- TASK TO CARRY OUT -
Take each line containing "name" and report it exactly as written.

(Dataset listings of figures)
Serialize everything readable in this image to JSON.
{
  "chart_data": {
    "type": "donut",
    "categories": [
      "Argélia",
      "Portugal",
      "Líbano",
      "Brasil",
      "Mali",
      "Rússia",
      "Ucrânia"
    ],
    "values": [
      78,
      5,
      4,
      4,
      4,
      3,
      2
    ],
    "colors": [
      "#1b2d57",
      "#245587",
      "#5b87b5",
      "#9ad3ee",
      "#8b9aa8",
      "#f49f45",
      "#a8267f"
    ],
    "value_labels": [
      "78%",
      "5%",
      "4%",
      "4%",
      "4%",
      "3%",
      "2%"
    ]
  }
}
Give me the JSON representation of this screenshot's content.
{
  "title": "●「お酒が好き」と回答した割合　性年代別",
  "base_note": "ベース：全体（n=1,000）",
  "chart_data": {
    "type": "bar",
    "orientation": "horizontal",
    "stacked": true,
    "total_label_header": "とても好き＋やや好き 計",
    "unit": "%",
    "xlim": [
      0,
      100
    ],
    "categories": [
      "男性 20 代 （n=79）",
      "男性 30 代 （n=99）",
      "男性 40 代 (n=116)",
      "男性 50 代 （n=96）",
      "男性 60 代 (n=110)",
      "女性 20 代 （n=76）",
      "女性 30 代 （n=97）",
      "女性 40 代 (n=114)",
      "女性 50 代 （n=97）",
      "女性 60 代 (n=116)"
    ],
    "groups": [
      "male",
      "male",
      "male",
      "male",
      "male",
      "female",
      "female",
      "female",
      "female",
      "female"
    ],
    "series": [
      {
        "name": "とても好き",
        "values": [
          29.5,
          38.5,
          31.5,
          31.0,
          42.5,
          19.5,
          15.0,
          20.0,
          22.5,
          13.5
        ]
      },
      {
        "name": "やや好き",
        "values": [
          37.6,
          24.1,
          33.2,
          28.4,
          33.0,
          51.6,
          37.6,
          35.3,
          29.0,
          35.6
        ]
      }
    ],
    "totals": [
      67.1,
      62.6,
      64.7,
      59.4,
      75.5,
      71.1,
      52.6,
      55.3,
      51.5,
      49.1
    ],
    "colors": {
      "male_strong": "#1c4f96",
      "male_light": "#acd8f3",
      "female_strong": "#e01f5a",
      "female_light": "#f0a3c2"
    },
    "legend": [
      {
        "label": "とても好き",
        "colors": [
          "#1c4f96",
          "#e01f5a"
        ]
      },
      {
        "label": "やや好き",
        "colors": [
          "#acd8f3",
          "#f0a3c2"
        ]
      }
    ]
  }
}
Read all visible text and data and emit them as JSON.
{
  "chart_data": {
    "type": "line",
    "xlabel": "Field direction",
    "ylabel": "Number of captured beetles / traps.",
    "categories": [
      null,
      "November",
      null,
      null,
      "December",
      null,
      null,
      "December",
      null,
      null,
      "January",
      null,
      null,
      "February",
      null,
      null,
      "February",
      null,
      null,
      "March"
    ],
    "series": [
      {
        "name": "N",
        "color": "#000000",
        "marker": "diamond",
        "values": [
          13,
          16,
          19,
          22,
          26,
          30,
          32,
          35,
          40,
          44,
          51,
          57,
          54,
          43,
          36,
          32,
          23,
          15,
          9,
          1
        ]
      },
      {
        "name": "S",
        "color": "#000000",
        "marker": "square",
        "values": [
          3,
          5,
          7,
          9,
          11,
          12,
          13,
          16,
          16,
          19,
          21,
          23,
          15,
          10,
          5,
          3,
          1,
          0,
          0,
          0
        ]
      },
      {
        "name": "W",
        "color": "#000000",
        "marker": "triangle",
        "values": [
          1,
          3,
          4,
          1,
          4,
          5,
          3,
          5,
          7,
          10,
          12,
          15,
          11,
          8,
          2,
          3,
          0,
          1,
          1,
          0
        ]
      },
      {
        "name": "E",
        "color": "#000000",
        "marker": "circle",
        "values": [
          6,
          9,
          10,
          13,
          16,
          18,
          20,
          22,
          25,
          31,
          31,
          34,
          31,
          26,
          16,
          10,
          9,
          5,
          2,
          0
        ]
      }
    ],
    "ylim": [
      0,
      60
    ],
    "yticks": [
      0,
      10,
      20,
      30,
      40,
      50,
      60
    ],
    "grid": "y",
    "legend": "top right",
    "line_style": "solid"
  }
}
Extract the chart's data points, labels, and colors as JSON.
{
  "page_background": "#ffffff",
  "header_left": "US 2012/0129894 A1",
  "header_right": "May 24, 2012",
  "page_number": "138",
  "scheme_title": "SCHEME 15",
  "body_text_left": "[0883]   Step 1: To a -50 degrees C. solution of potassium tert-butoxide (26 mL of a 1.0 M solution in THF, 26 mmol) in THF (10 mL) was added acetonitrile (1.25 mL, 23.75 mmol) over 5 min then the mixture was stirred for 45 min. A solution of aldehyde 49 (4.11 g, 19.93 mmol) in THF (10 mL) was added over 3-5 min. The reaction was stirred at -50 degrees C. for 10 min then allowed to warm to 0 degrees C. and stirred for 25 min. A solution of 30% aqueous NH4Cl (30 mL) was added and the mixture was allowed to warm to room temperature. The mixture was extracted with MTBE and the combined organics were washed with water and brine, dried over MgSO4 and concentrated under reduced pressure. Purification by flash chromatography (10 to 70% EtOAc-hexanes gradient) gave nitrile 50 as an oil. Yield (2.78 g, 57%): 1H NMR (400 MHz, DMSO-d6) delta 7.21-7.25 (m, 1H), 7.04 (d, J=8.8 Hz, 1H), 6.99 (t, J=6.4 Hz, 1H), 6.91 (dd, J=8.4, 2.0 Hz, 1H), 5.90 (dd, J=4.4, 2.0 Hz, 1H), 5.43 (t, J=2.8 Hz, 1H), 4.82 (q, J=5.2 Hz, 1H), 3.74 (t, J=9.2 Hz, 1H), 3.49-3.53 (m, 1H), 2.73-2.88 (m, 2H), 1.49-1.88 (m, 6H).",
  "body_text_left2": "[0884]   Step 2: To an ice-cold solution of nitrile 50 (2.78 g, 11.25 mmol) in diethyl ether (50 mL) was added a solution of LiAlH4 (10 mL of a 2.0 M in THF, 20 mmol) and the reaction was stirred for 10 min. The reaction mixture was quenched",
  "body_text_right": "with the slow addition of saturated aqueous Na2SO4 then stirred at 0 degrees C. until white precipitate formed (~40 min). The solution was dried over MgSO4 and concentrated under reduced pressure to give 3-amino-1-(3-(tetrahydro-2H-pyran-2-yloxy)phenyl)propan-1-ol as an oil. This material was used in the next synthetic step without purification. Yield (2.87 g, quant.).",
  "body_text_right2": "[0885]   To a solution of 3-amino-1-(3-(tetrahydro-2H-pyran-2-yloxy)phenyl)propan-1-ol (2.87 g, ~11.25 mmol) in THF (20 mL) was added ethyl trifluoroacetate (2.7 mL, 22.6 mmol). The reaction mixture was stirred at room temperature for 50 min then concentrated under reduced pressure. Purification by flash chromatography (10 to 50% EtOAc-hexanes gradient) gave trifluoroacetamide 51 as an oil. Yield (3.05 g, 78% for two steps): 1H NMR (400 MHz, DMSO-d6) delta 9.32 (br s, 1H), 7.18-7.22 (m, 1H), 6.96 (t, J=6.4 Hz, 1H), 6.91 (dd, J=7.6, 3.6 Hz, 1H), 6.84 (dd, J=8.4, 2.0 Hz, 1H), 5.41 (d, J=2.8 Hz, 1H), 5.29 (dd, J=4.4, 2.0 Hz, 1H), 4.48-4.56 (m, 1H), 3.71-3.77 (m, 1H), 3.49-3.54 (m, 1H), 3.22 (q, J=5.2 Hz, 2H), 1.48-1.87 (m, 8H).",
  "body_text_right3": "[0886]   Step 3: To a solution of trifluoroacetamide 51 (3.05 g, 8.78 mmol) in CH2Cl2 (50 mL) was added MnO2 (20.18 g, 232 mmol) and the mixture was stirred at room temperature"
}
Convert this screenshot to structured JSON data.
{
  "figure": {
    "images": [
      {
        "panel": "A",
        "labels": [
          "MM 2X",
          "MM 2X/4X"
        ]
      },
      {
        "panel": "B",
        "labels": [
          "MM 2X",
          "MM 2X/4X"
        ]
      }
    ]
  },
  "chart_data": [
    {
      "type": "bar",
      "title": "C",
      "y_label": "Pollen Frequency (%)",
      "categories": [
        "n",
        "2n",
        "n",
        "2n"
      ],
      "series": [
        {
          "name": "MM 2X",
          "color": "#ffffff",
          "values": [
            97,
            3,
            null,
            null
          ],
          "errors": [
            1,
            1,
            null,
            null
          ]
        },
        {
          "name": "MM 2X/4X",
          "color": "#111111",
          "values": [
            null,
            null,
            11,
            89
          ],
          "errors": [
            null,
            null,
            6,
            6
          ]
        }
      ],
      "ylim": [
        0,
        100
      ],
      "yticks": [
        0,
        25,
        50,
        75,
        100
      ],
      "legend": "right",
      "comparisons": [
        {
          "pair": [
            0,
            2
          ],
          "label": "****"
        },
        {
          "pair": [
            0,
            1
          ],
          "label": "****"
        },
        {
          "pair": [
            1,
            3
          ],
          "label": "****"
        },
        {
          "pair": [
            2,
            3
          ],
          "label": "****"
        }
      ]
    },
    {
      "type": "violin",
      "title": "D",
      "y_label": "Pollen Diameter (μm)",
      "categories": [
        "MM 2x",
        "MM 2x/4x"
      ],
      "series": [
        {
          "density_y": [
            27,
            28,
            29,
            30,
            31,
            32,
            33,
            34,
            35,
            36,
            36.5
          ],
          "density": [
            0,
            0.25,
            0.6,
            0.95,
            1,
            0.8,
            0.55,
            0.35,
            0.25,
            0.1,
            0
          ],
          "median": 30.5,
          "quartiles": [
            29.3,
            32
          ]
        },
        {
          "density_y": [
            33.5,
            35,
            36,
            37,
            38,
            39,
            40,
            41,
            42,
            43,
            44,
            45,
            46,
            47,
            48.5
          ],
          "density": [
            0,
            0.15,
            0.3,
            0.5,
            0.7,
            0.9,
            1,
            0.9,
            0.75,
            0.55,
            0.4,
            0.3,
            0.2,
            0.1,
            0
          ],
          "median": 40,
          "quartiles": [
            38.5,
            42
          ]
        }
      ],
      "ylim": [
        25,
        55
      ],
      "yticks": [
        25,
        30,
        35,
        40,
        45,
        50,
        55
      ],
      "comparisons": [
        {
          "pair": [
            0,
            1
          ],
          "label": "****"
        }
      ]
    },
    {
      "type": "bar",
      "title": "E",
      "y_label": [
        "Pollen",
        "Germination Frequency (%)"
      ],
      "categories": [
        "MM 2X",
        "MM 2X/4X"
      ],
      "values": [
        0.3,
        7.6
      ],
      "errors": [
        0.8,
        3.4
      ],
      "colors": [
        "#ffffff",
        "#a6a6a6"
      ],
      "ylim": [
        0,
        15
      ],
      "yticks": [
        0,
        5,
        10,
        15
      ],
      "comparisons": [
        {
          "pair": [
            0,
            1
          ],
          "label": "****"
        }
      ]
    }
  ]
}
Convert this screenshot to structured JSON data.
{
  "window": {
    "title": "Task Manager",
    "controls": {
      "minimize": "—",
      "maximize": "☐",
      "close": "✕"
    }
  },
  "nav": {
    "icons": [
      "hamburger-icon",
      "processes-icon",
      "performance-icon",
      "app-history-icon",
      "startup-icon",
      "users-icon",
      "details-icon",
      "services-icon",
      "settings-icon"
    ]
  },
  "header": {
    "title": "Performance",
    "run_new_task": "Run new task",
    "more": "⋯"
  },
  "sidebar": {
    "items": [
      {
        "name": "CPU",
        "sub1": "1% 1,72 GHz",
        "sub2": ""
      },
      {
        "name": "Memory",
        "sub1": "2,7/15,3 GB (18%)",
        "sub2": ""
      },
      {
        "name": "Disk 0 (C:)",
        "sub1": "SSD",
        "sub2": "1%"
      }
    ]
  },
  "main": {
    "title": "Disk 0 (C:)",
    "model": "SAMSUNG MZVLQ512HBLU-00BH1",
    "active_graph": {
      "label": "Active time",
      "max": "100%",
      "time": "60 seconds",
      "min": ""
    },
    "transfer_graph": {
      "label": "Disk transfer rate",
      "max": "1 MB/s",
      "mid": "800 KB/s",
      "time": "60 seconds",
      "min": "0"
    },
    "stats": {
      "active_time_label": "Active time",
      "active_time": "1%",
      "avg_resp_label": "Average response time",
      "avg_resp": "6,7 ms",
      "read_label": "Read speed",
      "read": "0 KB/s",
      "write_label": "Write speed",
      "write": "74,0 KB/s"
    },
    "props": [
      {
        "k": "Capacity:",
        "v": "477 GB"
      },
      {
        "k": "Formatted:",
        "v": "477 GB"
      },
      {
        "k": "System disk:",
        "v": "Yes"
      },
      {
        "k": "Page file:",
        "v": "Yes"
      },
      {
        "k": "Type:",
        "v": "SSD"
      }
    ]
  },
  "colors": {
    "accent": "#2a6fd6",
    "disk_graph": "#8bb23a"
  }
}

- RESULT -
        "name": "とても好き",
        "name": "やや好き",
        "name": "N",
        "name": "S",
        "name": "W",
        "name": "E",
          "name": "MM 2X",
          "name": "MM 2X/4X",
        "name": "CPU",
        "name": "Memory",
        "name": "Disk 0 (C:)",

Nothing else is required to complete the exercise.